From the listing below, return each line that includes "following".

── Information shown

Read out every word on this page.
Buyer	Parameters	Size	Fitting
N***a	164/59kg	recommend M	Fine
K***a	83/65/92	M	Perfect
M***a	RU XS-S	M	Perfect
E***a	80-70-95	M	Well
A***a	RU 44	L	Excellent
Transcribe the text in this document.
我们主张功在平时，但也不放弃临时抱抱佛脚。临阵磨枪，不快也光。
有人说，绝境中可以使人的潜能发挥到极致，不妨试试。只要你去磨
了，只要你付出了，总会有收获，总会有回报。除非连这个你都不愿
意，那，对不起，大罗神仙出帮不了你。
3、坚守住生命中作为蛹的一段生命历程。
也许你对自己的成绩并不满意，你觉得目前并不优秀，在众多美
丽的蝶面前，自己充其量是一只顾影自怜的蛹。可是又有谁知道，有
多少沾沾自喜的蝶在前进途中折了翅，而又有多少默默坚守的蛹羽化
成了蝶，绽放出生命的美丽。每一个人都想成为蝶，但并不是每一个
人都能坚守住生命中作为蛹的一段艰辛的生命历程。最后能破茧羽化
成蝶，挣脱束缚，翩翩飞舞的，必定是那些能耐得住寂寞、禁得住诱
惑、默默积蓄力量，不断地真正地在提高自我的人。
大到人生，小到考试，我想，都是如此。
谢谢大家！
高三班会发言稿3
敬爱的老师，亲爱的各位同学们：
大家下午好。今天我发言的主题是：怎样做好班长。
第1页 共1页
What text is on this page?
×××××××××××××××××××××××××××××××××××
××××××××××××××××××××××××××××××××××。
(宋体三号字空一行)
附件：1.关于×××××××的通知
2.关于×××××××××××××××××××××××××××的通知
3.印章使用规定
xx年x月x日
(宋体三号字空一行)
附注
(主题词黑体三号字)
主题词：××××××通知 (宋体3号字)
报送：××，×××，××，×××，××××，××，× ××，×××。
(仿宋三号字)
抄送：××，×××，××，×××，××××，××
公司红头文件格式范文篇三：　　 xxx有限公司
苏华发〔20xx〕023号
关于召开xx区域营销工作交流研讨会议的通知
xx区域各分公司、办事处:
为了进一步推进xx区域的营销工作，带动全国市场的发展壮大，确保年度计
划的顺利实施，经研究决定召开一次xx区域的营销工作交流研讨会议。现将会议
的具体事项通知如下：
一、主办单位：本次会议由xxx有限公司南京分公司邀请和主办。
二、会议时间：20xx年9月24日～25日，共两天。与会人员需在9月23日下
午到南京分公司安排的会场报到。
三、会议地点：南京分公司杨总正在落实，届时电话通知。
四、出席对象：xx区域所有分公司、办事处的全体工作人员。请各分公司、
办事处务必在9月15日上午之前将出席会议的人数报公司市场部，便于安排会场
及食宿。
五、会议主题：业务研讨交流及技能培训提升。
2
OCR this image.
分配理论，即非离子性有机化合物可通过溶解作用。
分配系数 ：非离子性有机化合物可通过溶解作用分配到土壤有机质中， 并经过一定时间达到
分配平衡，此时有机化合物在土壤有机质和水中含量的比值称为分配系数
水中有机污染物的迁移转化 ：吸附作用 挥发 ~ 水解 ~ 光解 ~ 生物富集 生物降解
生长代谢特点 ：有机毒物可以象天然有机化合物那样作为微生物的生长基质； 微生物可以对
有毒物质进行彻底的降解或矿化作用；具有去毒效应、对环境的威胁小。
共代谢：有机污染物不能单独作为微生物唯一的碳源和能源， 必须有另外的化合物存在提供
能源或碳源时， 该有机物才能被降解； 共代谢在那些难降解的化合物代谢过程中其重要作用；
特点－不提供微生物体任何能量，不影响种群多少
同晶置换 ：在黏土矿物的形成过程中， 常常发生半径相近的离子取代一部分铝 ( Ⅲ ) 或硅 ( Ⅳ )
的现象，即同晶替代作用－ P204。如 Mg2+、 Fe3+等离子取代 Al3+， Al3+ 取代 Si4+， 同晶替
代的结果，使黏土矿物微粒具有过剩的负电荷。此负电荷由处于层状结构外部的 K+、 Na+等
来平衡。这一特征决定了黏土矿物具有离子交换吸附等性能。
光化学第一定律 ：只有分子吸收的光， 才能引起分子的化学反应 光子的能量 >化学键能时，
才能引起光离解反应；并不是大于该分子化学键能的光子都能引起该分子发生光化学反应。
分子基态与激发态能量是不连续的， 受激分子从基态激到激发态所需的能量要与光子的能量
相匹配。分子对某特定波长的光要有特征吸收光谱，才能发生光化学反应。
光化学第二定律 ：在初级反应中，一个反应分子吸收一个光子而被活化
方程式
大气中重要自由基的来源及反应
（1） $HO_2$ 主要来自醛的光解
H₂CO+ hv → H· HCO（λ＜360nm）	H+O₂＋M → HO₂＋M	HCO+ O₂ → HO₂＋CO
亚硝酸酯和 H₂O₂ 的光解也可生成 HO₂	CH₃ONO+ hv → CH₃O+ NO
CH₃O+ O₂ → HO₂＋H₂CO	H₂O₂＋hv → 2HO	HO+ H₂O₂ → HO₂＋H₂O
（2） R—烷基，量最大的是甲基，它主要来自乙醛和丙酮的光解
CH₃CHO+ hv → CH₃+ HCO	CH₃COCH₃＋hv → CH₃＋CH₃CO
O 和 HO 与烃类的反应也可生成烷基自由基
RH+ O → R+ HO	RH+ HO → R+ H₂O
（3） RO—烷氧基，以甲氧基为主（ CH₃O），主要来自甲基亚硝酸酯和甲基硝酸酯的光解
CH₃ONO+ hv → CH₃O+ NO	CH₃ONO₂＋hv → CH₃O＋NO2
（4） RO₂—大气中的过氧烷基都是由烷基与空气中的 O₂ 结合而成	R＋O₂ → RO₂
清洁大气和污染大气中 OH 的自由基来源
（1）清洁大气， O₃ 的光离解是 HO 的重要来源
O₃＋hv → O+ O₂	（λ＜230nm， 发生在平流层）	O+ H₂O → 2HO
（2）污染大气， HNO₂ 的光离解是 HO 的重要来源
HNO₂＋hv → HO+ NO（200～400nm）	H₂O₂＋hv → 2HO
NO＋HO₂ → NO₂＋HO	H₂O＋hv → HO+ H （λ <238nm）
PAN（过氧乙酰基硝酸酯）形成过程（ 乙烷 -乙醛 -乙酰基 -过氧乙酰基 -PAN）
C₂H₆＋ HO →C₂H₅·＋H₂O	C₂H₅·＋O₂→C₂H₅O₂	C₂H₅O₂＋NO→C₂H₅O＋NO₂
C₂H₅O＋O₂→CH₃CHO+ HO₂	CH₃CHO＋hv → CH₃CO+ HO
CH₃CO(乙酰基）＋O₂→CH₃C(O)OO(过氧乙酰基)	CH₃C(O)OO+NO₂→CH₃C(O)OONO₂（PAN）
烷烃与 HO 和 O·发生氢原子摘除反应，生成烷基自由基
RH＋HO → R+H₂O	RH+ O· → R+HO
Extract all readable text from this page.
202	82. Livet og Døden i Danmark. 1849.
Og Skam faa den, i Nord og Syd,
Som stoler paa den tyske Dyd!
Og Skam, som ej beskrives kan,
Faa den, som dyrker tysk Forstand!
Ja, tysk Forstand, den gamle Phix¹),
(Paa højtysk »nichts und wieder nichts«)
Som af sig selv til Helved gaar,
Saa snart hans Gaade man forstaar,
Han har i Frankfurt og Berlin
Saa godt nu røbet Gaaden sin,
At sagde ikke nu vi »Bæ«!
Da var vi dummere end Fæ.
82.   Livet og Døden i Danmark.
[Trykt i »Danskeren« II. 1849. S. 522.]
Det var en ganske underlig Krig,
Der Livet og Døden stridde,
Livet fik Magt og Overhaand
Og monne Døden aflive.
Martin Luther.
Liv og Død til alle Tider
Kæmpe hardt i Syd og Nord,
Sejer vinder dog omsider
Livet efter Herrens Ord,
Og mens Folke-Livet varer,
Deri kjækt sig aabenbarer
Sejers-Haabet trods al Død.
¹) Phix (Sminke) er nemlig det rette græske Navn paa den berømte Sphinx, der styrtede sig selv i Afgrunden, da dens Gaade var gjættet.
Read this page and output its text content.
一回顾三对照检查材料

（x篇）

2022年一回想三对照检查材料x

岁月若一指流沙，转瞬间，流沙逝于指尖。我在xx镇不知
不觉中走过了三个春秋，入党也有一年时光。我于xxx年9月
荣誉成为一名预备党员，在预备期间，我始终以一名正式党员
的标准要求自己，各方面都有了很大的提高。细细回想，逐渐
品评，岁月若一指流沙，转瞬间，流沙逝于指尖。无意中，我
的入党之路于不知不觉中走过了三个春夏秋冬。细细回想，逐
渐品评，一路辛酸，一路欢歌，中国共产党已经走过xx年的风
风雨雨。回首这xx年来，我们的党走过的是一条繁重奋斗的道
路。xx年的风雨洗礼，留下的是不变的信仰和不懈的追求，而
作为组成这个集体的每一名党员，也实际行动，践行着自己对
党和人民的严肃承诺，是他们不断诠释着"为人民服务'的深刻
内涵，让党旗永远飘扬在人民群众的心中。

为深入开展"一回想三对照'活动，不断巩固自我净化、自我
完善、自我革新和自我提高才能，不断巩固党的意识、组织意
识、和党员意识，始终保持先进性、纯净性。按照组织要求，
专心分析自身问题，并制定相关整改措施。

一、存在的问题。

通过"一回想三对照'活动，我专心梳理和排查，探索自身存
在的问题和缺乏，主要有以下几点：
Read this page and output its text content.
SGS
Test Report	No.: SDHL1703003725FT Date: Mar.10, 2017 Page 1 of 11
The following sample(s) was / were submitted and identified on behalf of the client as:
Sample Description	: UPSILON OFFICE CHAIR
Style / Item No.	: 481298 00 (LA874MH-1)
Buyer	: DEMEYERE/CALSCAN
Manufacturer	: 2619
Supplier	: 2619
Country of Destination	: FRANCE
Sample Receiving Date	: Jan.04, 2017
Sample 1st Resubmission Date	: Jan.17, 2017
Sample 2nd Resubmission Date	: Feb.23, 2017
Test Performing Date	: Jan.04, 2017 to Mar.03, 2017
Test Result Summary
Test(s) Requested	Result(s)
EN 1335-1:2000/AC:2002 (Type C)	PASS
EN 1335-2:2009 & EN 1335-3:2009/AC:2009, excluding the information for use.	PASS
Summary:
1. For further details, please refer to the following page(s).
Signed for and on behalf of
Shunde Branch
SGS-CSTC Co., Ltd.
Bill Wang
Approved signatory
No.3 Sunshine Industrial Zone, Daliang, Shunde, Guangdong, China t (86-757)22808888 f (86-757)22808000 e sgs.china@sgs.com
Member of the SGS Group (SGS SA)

────

Written solution:
The following sample(s) was / were submitted and identified on behalf of the client as:
1. For further details, please refer to the following page(s).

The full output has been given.